(Dataset items)
-- START --
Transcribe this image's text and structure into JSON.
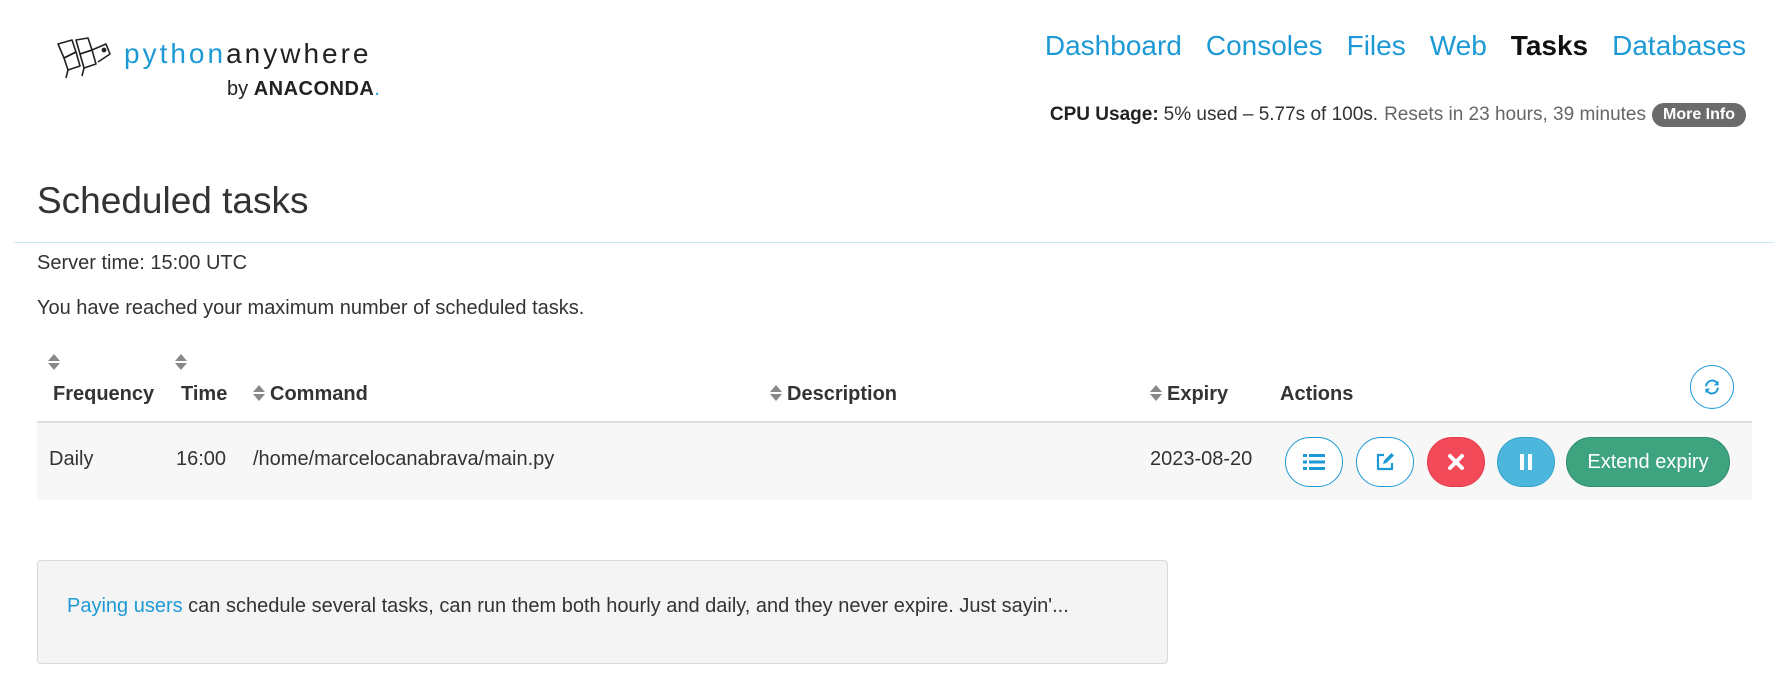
{
  "brand": {
    "python": "python",
    "anywhere": "anywhere",
    "by": "by",
    "company": "ANACONDA",
    "company_dot": "."
  },
  "nav": {
    "items": [
      {
        "label": "Dashboard",
        "active": false
      },
      {
        "label": "Consoles",
        "active": false
      },
      {
        "label": "Files",
        "active": false
      },
      {
        "label": "Web",
        "active": false
      },
      {
        "label": "Tasks",
        "active": true
      },
      {
        "label": "Databases",
        "active": false
      }
    ]
  },
  "cpu": {
    "label": "CPU Usage:",
    "usage": "5% used – 5.77s of 100s.",
    "reset": "Resets in 23 hours, 39 minutes",
    "more_info": "More Info"
  },
  "page": {
    "title": "Scheduled tasks",
    "server_time": "Server time: 15:00 UTC",
    "max_note": "You have reached your maximum number of scheduled tasks."
  },
  "table": {
    "headers": {
      "frequency": "Frequency",
      "time": "Time",
      "command": "Command",
      "description": "Description",
      "expiry": "Expiry",
      "actions": "Actions"
    },
    "rows": [
      {
        "frequency": "Daily",
        "time": "16:00",
        "command": "/home/marcelocanabrava/main.py",
        "description": "",
        "expiry": "2023-08-20",
        "extend_label": "Extend expiry"
      }
    ]
  },
  "icons": {
    "refresh": "refresh-icon",
    "log": "list-icon",
    "edit": "edit-icon",
    "delete": "close-icon",
    "pause": "pause-icon"
  },
  "colors": {
    "accent": "#1d9ad6",
    "danger": "#f34a5a",
    "info": "#4cb6dc",
    "success": "#3ea37f"
  },
  "promo": {
    "link": "Paying users",
    "text": " can schedule several tasks, can run them both hourly and daily, and they never expire. Just sayin'..."
  }
}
-- END --
- GIVEN EXERCISE -
Transcribe each entry above exactly, apart from the pictures.

- FULL SOLUTION -
Transcribe this image's text and structure into JSON.
{
  "brand": {
    "python": "python",
    "anywhere": "anywhere",
    "by": "by",
    "company": "ANACONDA",
    "company_dot": "."
  },
  "nav": {
    "items": [
      {
        "label": "Dashboard",
        "active": false
      },
      {
        "label": "Consoles",
        "active": false
      },
      {
        "label": "Files",
        "active": false
      },
      {
        "label": "Web",
        "active": false
      },
      {
        "label": "Tasks",
        "active": true
      },
      {
        "label": "Databases",
        "active": false
      }
    ]
  },
  "cpu": {
    "label": "CPU Usage:",
    "usage": "5% used – 5.77s of 100s.",
    "reset": "Resets in 23 hours, 39 minutes",
    "more_info": "More Info"
  },
  "page": {
    "title": "Scheduled tasks",
    "server_time": "Server time: 15:00 UTC",
    "max_note": "You have reached your maximum number of scheduled tasks."
  },
  "table": {
    "headers": {
      "frequency": "Frequency",
      "time": "Time",
      "command": "Command",
      "description": "Description",
      "expiry": "Expiry",
      "actions": "Actions"
    },
    "rows": [
      {
        "frequency": "Daily",
        "time": "16:00",
        "command": "/home/marcelocanabrava/main.py",
        "description": "",
        "expiry": "2023-08-20",
        "extend_label": "Extend expiry"
      }
    ]
  },
  "icons": {
    "refresh": "refresh-icon",
    "log": "list-icon",
    "edit": "edit-icon",
    "delete": "close-icon",
    "pause": "pause-icon"
  },
  "colors": {
    "accent": "#1d9ad6",
    "danger": "#f34a5a",
    "info": "#4cb6dc",
    "success": "#3ea37f"
  },
  "promo": {
    "link": "Paying users",
    "text": " can schedule several tasks, can run them both hourly and daily, and they never expire. Just sayin'..."
  }
}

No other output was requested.